> Aim:
Scan the data for "including" and copy the lines it appears in.

> Records supplied:
"""

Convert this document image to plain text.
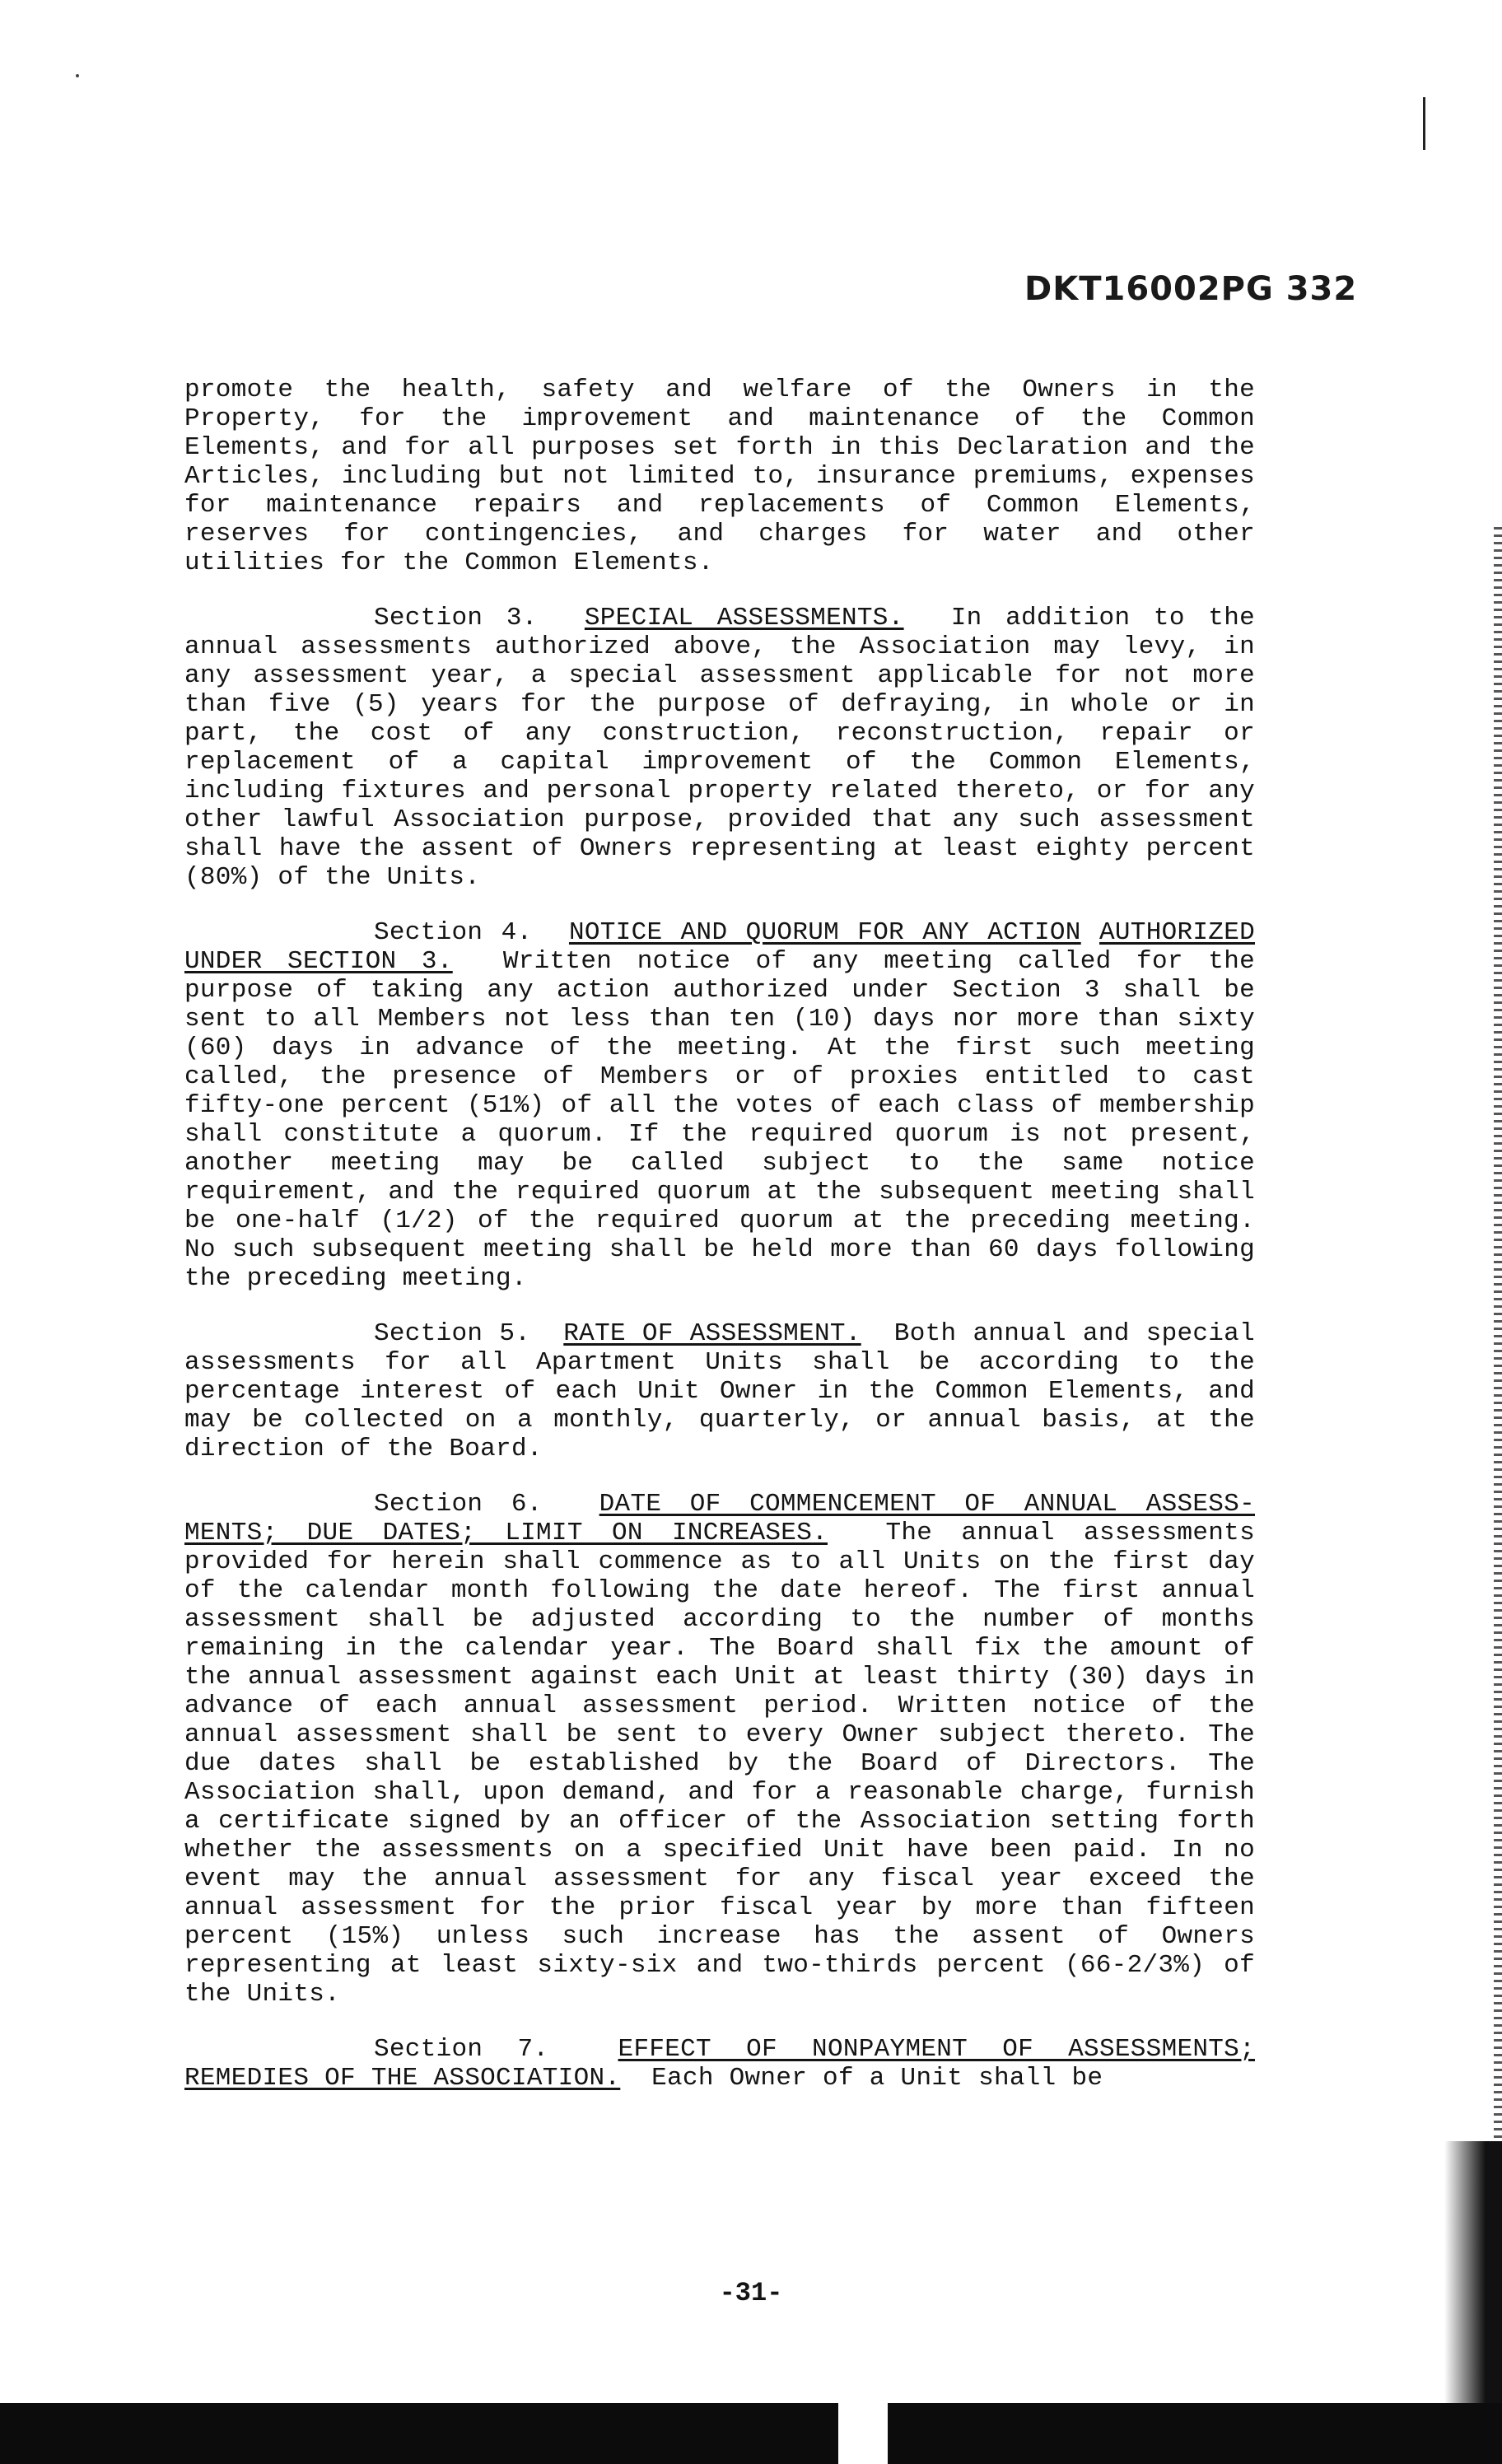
DKT16002PG 332

promote the health, safety and welfare of the Owners in the Property, for the improvement and maintenance of the Common Elements, and for all purposes set forth in this Declaration and the Articles, including but not limited to, insurance premiums, expenses for maintenance repairs and replacements of Common Elements, reserves for contingencies, and charges for water and other utilities for the Common Elements.

Section 3. SPECIAL ASSESSMENTS. In addition to the annual assessments authorized above, the Association may levy, in any assessment year, a special assessment applicable for not more than five (5) years for the purpose of defraying, in whole or in part, the cost of any construction, reconstruction, repair or replacement of a capital improvement of the Common Elements, including fixtures and personal property related thereto, or for any other lawful Association purpose, provided that any such assessment shall have the assent of Owners representing at least eighty percent (80%) of the Units.

Section 4. NOTICE AND QUORUM FOR ANY ACTION AUTHORIZED UNDER SECTION 3. Written notice of any meeting called for the purpose of taking any action authorized under Section 3 shall be sent to all Members not less than ten (10) days nor more than sixty (60) days in advance of the meeting. At the first such meeting called, the presence of Members or of proxies entitled to cast fifty-one percent (51%) of all the votes of each class of membership shall constitute a quorum. If the required quorum is not present, another meeting may be called subject to the same notice requirement, and the required quorum at the subsequent meeting shall be one-half (1/2) of the required quorum at the preceding meeting. No such subsequent meeting shall be held more than 60 days following the preceding meeting.

Section 5. RATE OF ASSESSMENT. Both annual and special assessments for all Apartment Units shall be according to the percentage interest of each Unit Owner in the Common Elements, and may be collected on a monthly, quarterly, or annual basis, at the direction of the Board.

Section 6. DATE OF COMMENCEMENT OF ANNUAL ASSESS- MENTS; DUE DATES; LIMIT ON INCREASES. The annual assessments provided for herein shall commence as to all Units on the first day of the calendar month following the date hereof. The first annual assessment shall be adjusted according to the number of months remaining in the calendar year. The Board shall fix the amount of the annual assessment against each Unit at least thirty (30) days in advance of each annual assessment period. Written notice of the annual assessment shall be sent to every Owner subject thereto. The due dates shall be established by the Board of Directors. The Association shall, upon demand, and for a reasonable charge, furnish a certificate signed by an officer of the Association setting forth whether the assessments on a specified Unit have been paid. In no event may the annual assessment for any fiscal year exceed the annual assessment for the prior fiscal year by more than fifteen percent (15%) unless such increase has the assent of Owners representing at least sixty-six and two-thirds percent (66-2/3%) of the Units.

Section 7.	EFFECT OF NONPAYMENT OF ASSESSMENTS; REMEDIES OF THE ASSOCIATION. Each Owner of a Unit shall be

-31-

"""

> Complete response:
promote the health, safety and welfare of the Owners in the Property, for the improvement and maintenance of the Common Elements, and for all purposes set forth in this Declaration and the Articles, including but not limited to, insurance premiums, expenses for maintenance repairs and replacements of Common Elements, reserves for contingencies, and charges for water and other utilities for the Common Elements.
Section 3. SPECIAL ASSESSMENTS. In addition to the annual assessments authorized above, the Association may levy, in any assessment year, a special assessment applicable for not more than five (5) years for the purpose of defraying, in whole or in part, the cost of any construction, reconstruction, repair or replacement of a capital improvement of the Common Elements, including fixtures and personal property related thereto, or for any other lawful Association purpose, provided that any such assessment shall have the assent of Owners representing at least eighty percent (80%) of the Units.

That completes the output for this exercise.